> _WHAT TO DO_: All lines in the data bearing the string "JSON" should be identified and copied.

> _DATASET_:
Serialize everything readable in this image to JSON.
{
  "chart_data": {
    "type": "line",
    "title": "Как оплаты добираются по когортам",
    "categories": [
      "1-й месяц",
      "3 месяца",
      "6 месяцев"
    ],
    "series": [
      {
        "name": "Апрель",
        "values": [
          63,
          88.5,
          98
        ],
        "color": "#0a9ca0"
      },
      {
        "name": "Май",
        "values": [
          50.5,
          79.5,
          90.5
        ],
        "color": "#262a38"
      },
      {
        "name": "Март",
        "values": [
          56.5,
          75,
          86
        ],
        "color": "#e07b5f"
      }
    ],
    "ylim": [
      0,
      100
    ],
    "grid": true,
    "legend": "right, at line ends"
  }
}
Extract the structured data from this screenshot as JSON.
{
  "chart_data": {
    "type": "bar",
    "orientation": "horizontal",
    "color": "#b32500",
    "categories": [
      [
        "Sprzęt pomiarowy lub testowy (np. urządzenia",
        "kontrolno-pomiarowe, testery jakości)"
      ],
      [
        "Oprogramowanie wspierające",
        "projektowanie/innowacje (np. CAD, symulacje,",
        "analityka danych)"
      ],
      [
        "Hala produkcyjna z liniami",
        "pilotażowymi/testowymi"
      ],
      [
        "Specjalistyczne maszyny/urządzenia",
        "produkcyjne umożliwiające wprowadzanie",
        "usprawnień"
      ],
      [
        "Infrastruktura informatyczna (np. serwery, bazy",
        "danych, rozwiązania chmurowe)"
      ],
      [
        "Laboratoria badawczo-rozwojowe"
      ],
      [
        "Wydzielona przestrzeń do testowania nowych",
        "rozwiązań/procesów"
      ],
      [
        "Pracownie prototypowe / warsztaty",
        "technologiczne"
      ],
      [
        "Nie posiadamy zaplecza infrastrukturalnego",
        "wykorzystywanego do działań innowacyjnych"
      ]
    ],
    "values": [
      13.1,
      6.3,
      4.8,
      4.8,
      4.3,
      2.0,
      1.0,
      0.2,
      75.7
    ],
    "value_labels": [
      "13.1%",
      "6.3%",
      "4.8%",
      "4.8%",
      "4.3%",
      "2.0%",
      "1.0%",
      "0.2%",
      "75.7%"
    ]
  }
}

> _ANSWER_:
Serialize everything readable in this image to JSON.
Extract the structured data from this screenshot as JSON.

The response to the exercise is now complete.